> STATED EXERCISE
Return all of the lines below exactly as they are.

Figure record extracts
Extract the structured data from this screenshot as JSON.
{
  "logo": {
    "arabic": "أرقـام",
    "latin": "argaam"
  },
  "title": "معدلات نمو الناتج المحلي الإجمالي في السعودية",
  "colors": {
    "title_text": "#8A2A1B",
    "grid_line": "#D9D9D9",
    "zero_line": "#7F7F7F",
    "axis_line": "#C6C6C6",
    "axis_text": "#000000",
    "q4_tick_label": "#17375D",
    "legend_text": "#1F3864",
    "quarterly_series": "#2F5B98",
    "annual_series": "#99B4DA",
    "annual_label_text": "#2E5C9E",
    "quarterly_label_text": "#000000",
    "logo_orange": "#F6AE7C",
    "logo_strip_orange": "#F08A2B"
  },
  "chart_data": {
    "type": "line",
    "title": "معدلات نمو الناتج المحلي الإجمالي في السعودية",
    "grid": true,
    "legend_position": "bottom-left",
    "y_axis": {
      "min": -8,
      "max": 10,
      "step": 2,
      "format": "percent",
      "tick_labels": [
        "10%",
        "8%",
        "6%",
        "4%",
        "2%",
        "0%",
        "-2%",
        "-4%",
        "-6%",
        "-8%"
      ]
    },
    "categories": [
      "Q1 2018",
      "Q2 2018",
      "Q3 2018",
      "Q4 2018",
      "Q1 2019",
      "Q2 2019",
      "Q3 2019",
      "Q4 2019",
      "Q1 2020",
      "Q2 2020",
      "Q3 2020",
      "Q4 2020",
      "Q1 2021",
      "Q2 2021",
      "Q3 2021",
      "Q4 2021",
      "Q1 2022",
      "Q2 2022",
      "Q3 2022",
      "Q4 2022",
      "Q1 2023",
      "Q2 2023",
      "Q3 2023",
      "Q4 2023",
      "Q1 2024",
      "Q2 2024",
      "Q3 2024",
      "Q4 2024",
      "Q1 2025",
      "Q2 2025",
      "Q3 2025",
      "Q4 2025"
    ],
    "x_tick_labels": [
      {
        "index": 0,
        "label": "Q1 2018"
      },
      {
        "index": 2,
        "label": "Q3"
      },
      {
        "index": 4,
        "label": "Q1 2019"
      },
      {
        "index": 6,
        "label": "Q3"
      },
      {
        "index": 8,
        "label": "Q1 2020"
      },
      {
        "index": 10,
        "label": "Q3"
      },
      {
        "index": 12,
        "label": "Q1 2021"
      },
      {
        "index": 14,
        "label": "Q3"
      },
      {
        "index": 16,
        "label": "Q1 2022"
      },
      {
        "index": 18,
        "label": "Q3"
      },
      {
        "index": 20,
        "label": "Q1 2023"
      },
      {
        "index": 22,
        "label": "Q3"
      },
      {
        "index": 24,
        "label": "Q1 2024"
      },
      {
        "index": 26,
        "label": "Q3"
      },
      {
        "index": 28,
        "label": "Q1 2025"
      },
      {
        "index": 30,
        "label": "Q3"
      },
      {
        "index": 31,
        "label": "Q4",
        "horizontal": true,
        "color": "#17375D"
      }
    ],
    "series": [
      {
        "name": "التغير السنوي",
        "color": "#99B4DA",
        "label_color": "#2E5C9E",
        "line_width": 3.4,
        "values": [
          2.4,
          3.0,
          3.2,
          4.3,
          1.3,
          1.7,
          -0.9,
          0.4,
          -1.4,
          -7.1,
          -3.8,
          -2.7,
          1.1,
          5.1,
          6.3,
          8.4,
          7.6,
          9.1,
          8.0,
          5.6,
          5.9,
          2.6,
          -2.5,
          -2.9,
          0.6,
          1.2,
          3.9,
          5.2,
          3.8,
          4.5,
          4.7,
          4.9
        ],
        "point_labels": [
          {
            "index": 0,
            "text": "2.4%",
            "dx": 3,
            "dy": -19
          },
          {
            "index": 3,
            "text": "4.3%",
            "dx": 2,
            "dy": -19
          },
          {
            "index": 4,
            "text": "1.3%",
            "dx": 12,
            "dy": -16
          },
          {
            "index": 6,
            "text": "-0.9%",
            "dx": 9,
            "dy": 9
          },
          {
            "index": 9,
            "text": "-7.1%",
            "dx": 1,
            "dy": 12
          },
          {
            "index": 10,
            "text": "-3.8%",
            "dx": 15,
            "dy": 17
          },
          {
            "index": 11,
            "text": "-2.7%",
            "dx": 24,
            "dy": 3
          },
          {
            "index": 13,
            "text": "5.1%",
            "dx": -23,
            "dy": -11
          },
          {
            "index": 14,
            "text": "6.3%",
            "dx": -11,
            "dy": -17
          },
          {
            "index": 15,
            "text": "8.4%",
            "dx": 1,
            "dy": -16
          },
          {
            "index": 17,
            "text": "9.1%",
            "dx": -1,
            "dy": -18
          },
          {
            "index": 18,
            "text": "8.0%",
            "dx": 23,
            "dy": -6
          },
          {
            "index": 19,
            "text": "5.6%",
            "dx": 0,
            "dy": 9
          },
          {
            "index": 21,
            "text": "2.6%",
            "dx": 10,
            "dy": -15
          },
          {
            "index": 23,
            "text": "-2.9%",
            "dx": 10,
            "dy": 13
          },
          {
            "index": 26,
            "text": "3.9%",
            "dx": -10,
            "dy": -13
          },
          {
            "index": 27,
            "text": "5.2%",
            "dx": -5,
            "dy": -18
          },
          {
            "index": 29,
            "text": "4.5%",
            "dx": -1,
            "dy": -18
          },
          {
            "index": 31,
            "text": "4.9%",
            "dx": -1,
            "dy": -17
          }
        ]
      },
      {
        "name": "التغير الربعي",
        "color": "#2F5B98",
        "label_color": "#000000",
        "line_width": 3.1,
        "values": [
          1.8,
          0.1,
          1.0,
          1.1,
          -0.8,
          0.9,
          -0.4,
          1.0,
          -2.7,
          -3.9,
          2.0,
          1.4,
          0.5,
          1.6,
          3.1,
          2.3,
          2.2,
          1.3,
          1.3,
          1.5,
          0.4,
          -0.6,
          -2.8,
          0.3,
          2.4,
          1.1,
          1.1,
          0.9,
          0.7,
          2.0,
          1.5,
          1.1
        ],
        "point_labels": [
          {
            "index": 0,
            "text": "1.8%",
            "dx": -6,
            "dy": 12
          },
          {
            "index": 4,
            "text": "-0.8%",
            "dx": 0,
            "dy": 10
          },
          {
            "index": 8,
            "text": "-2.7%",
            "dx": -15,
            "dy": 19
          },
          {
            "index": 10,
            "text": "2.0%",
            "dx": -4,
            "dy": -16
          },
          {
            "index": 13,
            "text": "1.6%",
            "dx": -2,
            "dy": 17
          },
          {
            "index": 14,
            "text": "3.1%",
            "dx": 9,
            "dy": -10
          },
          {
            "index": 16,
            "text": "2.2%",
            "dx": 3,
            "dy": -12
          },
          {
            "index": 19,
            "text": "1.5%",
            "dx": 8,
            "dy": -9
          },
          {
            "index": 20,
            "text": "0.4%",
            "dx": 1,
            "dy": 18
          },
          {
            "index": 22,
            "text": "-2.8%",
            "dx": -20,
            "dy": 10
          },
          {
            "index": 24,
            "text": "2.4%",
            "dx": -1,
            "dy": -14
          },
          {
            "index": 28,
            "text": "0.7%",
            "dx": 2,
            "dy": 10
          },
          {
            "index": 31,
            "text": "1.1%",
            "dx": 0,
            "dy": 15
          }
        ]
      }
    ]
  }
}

> SOLUTION FOR THIS TASK
Extract the structured data from this screenshot as JSON.
{
  "logo": {
    "arabic": "أرقـام",
    "latin": "argaam"
  },
  "title": "معدلات نمو الناتج المحلي الإجمالي في السعودية",
  "colors": {
    "title_text": "#8A2A1B",
    "grid_line": "#D9D9D9",
    "zero_line": "#7F7F7F",
    "axis_line": "#C6C6C6",
    "axis_text": "#000000",
    "q4_tick_label": "#17375D",
    "legend_text": "#1F3864",
    "quarterly_series": "#2F5B98",
    "annual_series": "#99B4DA",
    "annual_label_text": "#2E5C9E",
    "quarterly_label_text": "#000000",
    "logo_orange": "#F6AE7C",
    "logo_strip_orange": "#F08A2B"
  },
  "chart_data": {
    "type": "line",
    "title": "معدلات نمو الناتج المحلي الإجمالي في السعودية",
    "grid": true,
    "legend_position": "bottom-left",
    "y_axis": {
      "min": -8,
      "max": 10,
      "step": 2,
      "format": "percent",
      "tick_labels": [
        "10%",
        "8%",
        "6%",
        "4%",
        "2%",
        "0%",
        "-2%",
        "-4%",
        "-6%",
        "-8%"
      ]
    },
    "categories": [
      "Q1 2018",
      "Q2 2018",
      "Q3 2018",
      "Q4 2018",
      "Q1 2019",
      "Q2 2019",
      "Q3 2019",
      "Q4 2019",
      "Q1 2020",
      "Q2 2020",
      "Q3 2020",
      "Q4 2020",
      "Q1 2021",
      "Q2 2021",
      "Q3 2021",
      "Q4 2021",
      "Q1 2022",
      "Q2 2022",
      "Q3 2022",
      "Q4 2022",
      "Q1 2023",
      "Q2 2023",
      "Q3 2023",
      "Q4 2023",
      "Q1 2024",
      "Q2 2024",
      "Q3 2024",
      "Q4 2024",
      "Q1 2025",
      "Q2 2025",
      "Q3 2025",
      "Q4 2025"
    ],
    "x_tick_labels": [
      {
        "index": 0,
        "label": "Q1 2018"
      },
      {
        "index": 2,
        "label": "Q3"
      },
      {
        "index": 4,
        "label": "Q1 2019"
      },
      {
        "index": 6,
        "label": "Q3"
      },
      {
        "index": 8,
        "label": "Q1 2020"
      },
      {
        "index": 10,
        "label": "Q3"
      },
      {
        "index": 12,
        "label": "Q1 2021"
      },
      {
        "index": 14,
        "label": "Q3"
      },
      {
        "index": 16,
        "label": "Q1 2022"
      },
      {
        "index": 18,
        "label": "Q3"
      },
      {
        "index": 20,
        "label": "Q1 2023"
      },
      {
        "index": 22,
        "label": "Q3"
      },
      {
        "index": 24,
        "label": "Q1 2024"
      },
      {
        "index": 26,
        "label": "Q3"
      },
      {
        "index": 28,
        "label": "Q1 2025"
      },
      {
        "index": 30,
        "label": "Q3"
      },
      {
        "index": 31,
        "label": "Q4",
        "horizontal": true,
        "color": "#17375D"
      }
    ],
    "series": [
      {
        "name": "التغير السنوي",
        "color": "#99B4DA",
        "label_color": "#2E5C9E",
        "line_width": 3.4,
        "values": [
          2.4,
          3.0,
          3.2,
          4.3,
          1.3,
          1.7,
          -0.9,
          0.4,
          -1.4,
          -7.1,
          -3.8,
          -2.7,
          1.1,
          5.1,
          6.3,
          8.4,
          7.6,
          9.1,
          8.0,
          5.6,
          5.9,
          2.6,
          -2.5,
          -2.9,
          0.6,
          1.2,
          3.9,
          5.2,
          3.8,
          4.5,
          4.7,
          4.9
        ],
        "point_labels": [
          {
            "index": 0,
            "text": "2.4%",
            "dx": 3,
            "dy": -19
          },
          {
            "index": 3,
            "text": "4.3%",
            "dx": 2,
            "dy": -19
          },
          {
            "index": 4,
            "text": "1.3%",
            "dx": 12,
            "dy": -16
          },
          {
            "index": 6,
            "text": "-0.9%",
            "dx": 9,
            "dy": 9
          },
          {
            "index": 9,
            "text": "-7.1%",
            "dx": 1,
            "dy": 12
          },
          {
            "index": 10,
            "text": "-3.8%",
            "dx": 15,
            "dy": 17
          },
          {
            "index": 11,
            "text": "-2.7%",
            "dx": 24,
            "dy": 3
          },
          {
            "index": 13,
            "text": "5.1%",
            "dx": -23,
            "dy": -11
          },
          {
            "index": 14,
            "text": "6.3%",
            "dx": -11,
            "dy": -17
          },
          {
            "index": 15,
            "text": "8.4%",
            "dx": 1,
            "dy": -16
          },
          {
            "index": 17,
            "text": "9.1%",
            "dx": -1,
            "dy": -18
          },
          {
            "index": 18,
            "text": "8.0%",
            "dx": 23,
            "dy": -6
          },
          {
            "index": 19,
            "text": "5.6%",
            "dx": 0,
            "dy": 9
          },
          {
            "index": 21,
            "text": "2.6%",
            "dx": 10,
            "dy": -15
          },
          {
            "index": 23,
            "text": "-2.9%",
            "dx": 10,
            "dy": 13
          },
          {
            "index": 26,
            "text": "3.9%",
            "dx": -10,
            "dy": -13
          },
          {
            "index": 27,
            "text": "5.2%",
            "dx": -5,
            "dy": -18
          },
          {
            "index": 29,
            "text": "4.5%",
            "dx": -1,
            "dy": -18
          },
          {
            "index": 31,
            "text": "4.9%",
            "dx": -1,
            "dy": -17
          }
        ]
      },
      {
        "name": "التغير الربعي",
        "color": "#2F5B98",
        "label_color": "#000000",
        "line_width": 3.1,
        "values": [
          1.8,
          0.1,
          1.0,
          1.1,
          -0.8,
          0.9,
          -0.4,
          1.0,
          -2.7,
          -3.9,
          2.0,
          1.4,
          0.5,
          1.6,
          3.1,
          2.3,
          2.2,
          1.3,
          1.3,
          1.5,
          0.4,
          -0.6,
          -2.8,
          0.3,
          2.4,
          1.1,
          1.1,
          0.9,
          0.7,
          2.0,
          1.5,
          1.1
        ],
        "point_labels": [
          {
            "index": 0,
            "text": "1.8%",
            "dx": -6,
            "dy": 12
          },
          {
            "index": 4,
            "text": "-0.8%",
            "dx": 0,
            "dy": 10
          },
          {
            "index": 8,
            "text": "-2.7%",
            "dx": -15,
            "dy": 19
          },
          {
            "index": 10,
            "text": "2.0%",
            "dx": -4,
            "dy": -16
          },
          {
            "index": 13,
            "text": "1.6%",
            "dx": -2,
            "dy": 17
          },
          {
            "index": 14,
            "text": "3.1%",
            "dx": 9,
            "dy": -10
          },
          {
            "index": 16,
            "text": "2.2%",
            "dx": 3,
            "dy": -12
          },
          {
            "index": 19,
            "text": "1.5%",
            "dx": 8,
            "dy": -9
          },
          {
            "index": 20,
            "text": "0.4%",
            "dx": 1,
            "dy": 18
          },
          {
            "index": 22,
            "text": "-2.8%",
            "dx": -20,
            "dy": 10
          },
          {
            "index": 24,
            "text": "2.4%",
            "dx": -1,
            "dy": -14
          },
          {
            "index": 28,
            "text": "0.7%",
            "dx": 2,
            "dy": 10
          },
          {
            "index": 31,
            "text": "1.1%",
            "dx": 0,
            "dy": 15
          }
        ]
      }
    ]
  }
}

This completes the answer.